--- Begin ---

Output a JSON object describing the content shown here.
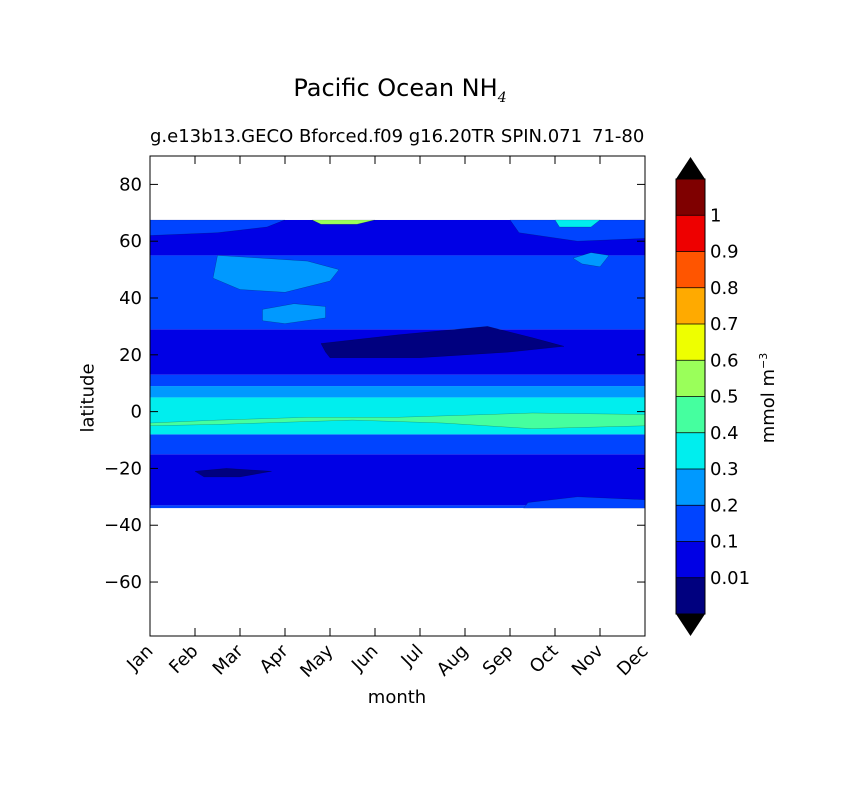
{
  "chart_data": {
    "type": "heatmap",
    "title": "Pacific Ocean NH",
    "title_subscript": "4",
    "subtitle": "g.e13b13.GECO Bforced.f09 g16.20TR SPIN.071",
    "subtitle_right": "71-80",
    "xlabel": "month",
    "ylabel": "latitude",
    "x_ticks": [
      "Jan",
      "Feb",
      "Mar",
      "Apr",
      "May",
      "Jun",
      "Jul",
      "Aug",
      "Sep",
      "Oct",
      "Nov",
      "Dec"
    ],
    "y_ticks": [
      80,
      60,
      40,
      20,
      0,
      -20,
      -40,
      -60
    ],
    "ylim": [
      -79,
      90
    ],
    "xlim": [
      0,
      11
    ],
    "data_lat_range": [
      -34,
      67.5
    ],
    "colorbar": {
      "label": "mmol m",
      "label_superscript": "−3",
      "levels": [
        0,
        0.01,
        0.1,
        0.2,
        0.3,
        0.4,
        0.5,
        0.6,
        0.7,
        0.8,
        0.9,
        1,
        1.1
      ],
      "tick_labels": [
        "0.01",
        "0.1",
        "0.2",
        "0.3",
        "0.4",
        "0.5",
        "0.6",
        "0.7",
        "0.8",
        "0.9",
        "1"
      ],
      "colors": [
        "#00007f",
        "#0000e5",
        "#0044ff",
        "#0099ff",
        "#00eeee",
        "#45ff9f",
        "#9aff5a",
        "#eeff00",
        "#ffaa00",
        "#ff5500",
        "#ee0000",
        "#7f0000"
      ],
      "extend": "both",
      "under_color": "#000000",
      "over_color": "#000000"
    },
    "bands": [
      {
        "lat": [
          -34,
          -33
        ],
        "value": 0.15
      },
      {
        "lat": [
          -33,
          -15
        ],
        "value": 0.05
      },
      {
        "lat": [
          -15,
          -8
        ],
        "value": 0.15
      },
      {
        "lat": [
          -8,
          5
        ],
        "value": 0.35
      },
      {
        "lat": [
          5,
          9
        ],
        "value": 0.25
      },
      {
        "lat": [
          9,
          13
        ],
        "value": 0.15
      },
      {
        "lat": [
          13,
          29
        ],
        "value": 0.05
      },
      {
        "lat": [
          29,
          55
        ],
        "value": 0.15
      },
      {
        "lat": [
          55,
          67.5
        ],
        "value": 0.05
      }
    ],
    "patches": [
      {
        "x": [
          0,
          3.5,
          7.0,
          7.0,
          11,
          11
        ],
        "xs": [
          0,
          3.5,
          5.3,
          7.0,
          9.0,
          11
        ],
        "lat_shape": "poly",
        "value": 0.45,
        "points": [
          [
            0,
            -4
          ],
          [
            1.5,
            -3
          ],
          [
            3.5,
            -2
          ],
          [
            5.5,
            -2
          ],
          [
            7.5,
            -1
          ],
          [
            8.5,
            -0.5
          ],
          [
            11,
            -1
          ],
          [
            11,
            -5
          ],
          [
            8.5,
            -6
          ],
          [
            6.5,
            -4
          ],
          [
            4.5,
            -3
          ],
          [
            1.5,
            -4.5
          ],
          [
            0,
            -5
          ]
        ]
      },
      {
        "value": 0.2,
        "points": [
          [
            1.5,
            55
          ],
          [
            2.5,
            54
          ],
          [
            3.5,
            53
          ],
          [
            4.2,
            50
          ],
          [
            4.0,
            46
          ],
          [
            3.0,
            42
          ],
          [
            2.0,
            43
          ],
          [
            1.4,
            47
          ]
        ]
      },
      {
        "value": 0.2,
        "points": [
          [
            2.5,
            36
          ],
          [
            3.2,
            38
          ],
          [
            3.9,
            37
          ],
          [
            3.9,
            33
          ],
          [
            3.0,
            31
          ],
          [
            2.5,
            32
          ]
        ]
      },
      {
        "value": 0.2,
        "points": [
          [
            9.4,
            54
          ],
          [
            9.8,
            56
          ],
          [
            10.2,
            55
          ],
          [
            10.0,
            51
          ],
          [
            9.6,
            52
          ]
        ]
      },
      {
        "value": 0.0,
        "points": [
          [
            3.8,
            24
          ],
          [
            5.5,
            27
          ],
          [
            7.5,
            30
          ],
          [
            8.5,
            26
          ],
          [
            9.2,
            23
          ],
          [
            8.0,
            21
          ],
          [
            6.0,
            19
          ],
          [
            4.0,
            19
          ],
          [
            3.9,
            21
          ]
        ]
      },
      {
        "value": 0.0,
        "points": [
          [
            1.0,
            -21
          ],
          [
            1.7,
            -20
          ],
          [
            2.7,
            -21
          ],
          [
            2.0,
            -23
          ],
          [
            1.2,
            -23
          ]
        ]
      },
      {
        "value": 0.15,
        "points": [
          [
            0,
            67.5
          ],
          [
            3.0,
            67.5
          ],
          [
            2.6,
            65
          ],
          [
            1.5,
            63
          ],
          [
            0,
            62
          ]
        ]
      },
      {
        "value": 0.15,
        "points": [
          [
            8.0,
            67.5
          ],
          [
            11,
            67.5
          ],
          [
            11,
            61
          ],
          [
            9.5,
            60
          ],
          [
            8.2,
            63
          ]
        ]
      },
      {
        "value": 0.15,
        "points": [
          [
            8.3,
            -34
          ],
          [
            11,
            -34
          ],
          [
            11,
            -31
          ],
          [
            9.5,
            -30
          ],
          [
            8.4,
            -32
          ]
        ]
      },
      {
        "value": 0.35,
        "points": [
          [
            9.0,
            67.5
          ],
          [
            10.0,
            67.5
          ],
          [
            9.8,
            65
          ],
          [
            9.1,
            65
          ]
        ]
      },
      {
        "value": 0.55,
        "points": [
          [
            3.6,
            67.5
          ],
          [
            5.0,
            67.5
          ],
          [
            4.6,
            66
          ],
          [
            3.8,
            66
          ]
        ]
      }
    ]
  }
}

--- End ---

Exclude the pictures and repeat every other part of the records word for word.

Finished task:
Output a JSON object describing the content shown here.
{
  "chart_data": {
    "type": "heatmap",
    "title": "Pacific Ocean NH",
    "title_subscript": "4",
    "subtitle": "g.e13b13.GECO Bforced.f09 g16.20TR SPIN.071",
    "subtitle_right": "71-80",
    "xlabel": "month",
    "ylabel": "latitude",
    "x_ticks": [
      "Jan",
      "Feb",
      "Mar",
      "Apr",
      "May",
      "Jun",
      "Jul",
      "Aug",
      "Sep",
      "Oct",
      "Nov",
      "Dec"
    ],
    "y_ticks": [
      80,
      60,
      40,
      20,
      0,
      -20,
      -40,
      -60
    ],
    "ylim": [
      -79,
      90
    ],
    "xlim": [
      0,
      11
    ],
    "data_lat_range": [
      -34,
      67.5
    ],
    "colorbar": {
      "label": "mmol m",
      "label_superscript": "−3",
      "levels": [
        0,
        0.01,
        0.1,
        0.2,
        0.3,
        0.4,
        0.5,
        0.6,
        0.7,
        0.8,
        0.9,
        1,
        1.1
      ],
      "tick_labels": [
        "0.01",
        "0.1",
        "0.2",
        "0.3",
        "0.4",
        "0.5",
        "0.6",
        "0.7",
        "0.8",
        "0.9",
        "1"
      ],
      "colors": [
        "#00007f",
        "#0000e5",
        "#0044ff",
        "#0099ff",
        "#00eeee",
        "#45ff9f",
        "#9aff5a",
        "#eeff00",
        "#ffaa00",
        "#ff5500",
        "#ee0000",
        "#7f0000"
      ],
      "extend": "both",
      "under_color": "#000000",
      "over_color": "#000000"
    },
    "bands": [
      {
        "lat": [
          -34,
          -33
        ],
        "value": 0.15
      },
      {
        "lat": [
          -33,
          -15
        ],
        "value": 0.05
      },
      {
        "lat": [
          -15,
          -8
        ],
        "value": 0.15
      },
      {
        "lat": [
          -8,
          5
        ],
        "value": 0.35
      },
      {
        "lat": [
          5,
          9
        ],
        "value": 0.25
      },
      {
        "lat": [
          9,
          13
        ],
        "value": 0.15
      },
      {
        "lat": [
          13,
          29
        ],
        "value": 0.05
      },
      {
        "lat": [
          29,
          55
        ],
        "value": 0.15
      },
      {
        "lat": [
          55,
          67.5
        ],
        "value": 0.05
      }
    ],
    "patches": [
      {
        "x": [
          0,
          3.5,
          7.0,
          7.0,
          11,
          11
        ],
        "xs": [
          0,
          3.5,
          5.3,
          7.0,
          9.0,
          11
        ],
        "lat_shape": "poly",
        "value": 0.45,
        "points": [
          [
            0,
            -4
          ],
          [
            1.5,
            -3
          ],
          [
            3.5,
            -2
          ],
          [
            5.5,
            -2
          ],
          [
            7.5,
            -1
          ],
          [
            8.5,
            -0.5
          ],
          [
            11,
            -1
          ],
          [
            11,
            -5
          ],
          [
            8.5,
            -6
          ],
          [
            6.5,
            -4
          ],
          [
            4.5,
            -3
          ],
          [
            1.5,
            -4.5
          ],
          [
            0,
            -5
          ]
        ]
      },
      {
        "value": 0.2,
        "points": [
          [
            1.5,
            55
          ],
          [
            2.5,
            54
          ],
          [
            3.5,
            53
          ],
          [
            4.2,
            50
          ],
          [
            4.0,
            46
          ],
          [
            3.0,
            42
          ],
          [
            2.0,
            43
          ],
          [
            1.4,
            47
          ]
        ]
      },
      {
        "value": 0.2,
        "points": [
          [
            2.5,
            36
          ],
          [
            3.2,
            38
          ],
          [
            3.9,
            37
          ],
          [
            3.9,
            33
          ],
          [
            3.0,
            31
          ],
          [
            2.5,
            32
          ]
        ]
      },
      {
        "value": 0.2,
        "points": [
          [
            9.4,
            54
          ],
          [
            9.8,
            56
          ],
          [
            10.2,
            55
          ],
          [
            10.0,
            51
          ],
          [
            9.6,
            52
          ]
        ]
      },
      {
        "value": 0.0,
        "points": [
          [
            3.8,
            24
          ],
          [
            5.5,
            27
          ],
          [
            7.5,
            30
          ],
          [
            8.5,
            26
          ],
          [
            9.2,
            23
          ],
          [
            8.0,
            21
          ],
          [
            6.0,
            19
          ],
          [
            4.0,
            19
          ],
          [
            3.9,
            21
          ]
        ]
      },
      {
        "value": 0.0,
        "points": [
          [
            1.0,
            -21
          ],
          [
            1.7,
            -20
          ],
          [
            2.7,
            -21
          ],
          [
            2.0,
            -23
          ],
          [
            1.2,
            -23
          ]
        ]
      },
      {
        "value": 0.15,
        "points": [
          [
            0,
            67.5
          ],
          [
            3.0,
            67.5
          ],
          [
            2.6,
            65
          ],
          [
            1.5,
            63
          ],
          [
            0,
            62
          ]
        ]
      },
      {
        "value": 0.15,
        "points": [
          [
            8.0,
            67.5
          ],
          [
            11,
            67.5
          ],
          [
            11,
            61
          ],
          [
            9.5,
            60
          ],
          [
            8.2,
            63
          ]
        ]
      },
      {
        "value": 0.15,
        "points": [
          [
            8.3,
            -34
          ],
          [
            11,
            -34
          ],
          [
            11,
            -31
          ],
          [
            9.5,
            -30
          ],
          [
            8.4,
            -32
          ]
        ]
      },
      {
        "value": 0.35,
        "points": [
          [
            9.0,
            67.5
          ],
          [
            10.0,
            67.5
          ],
          [
            9.8,
            65
          ],
          [
            9.1,
            65
          ]
        ]
      },
      {
        "value": 0.55,
        "points": [
          [
            3.6,
            67.5
          ],
          [
            5.0,
            67.5
          ],
          [
            4.6,
            66
          ],
          [
            3.8,
            66
          ]
        ]
      }
    ]
  }
}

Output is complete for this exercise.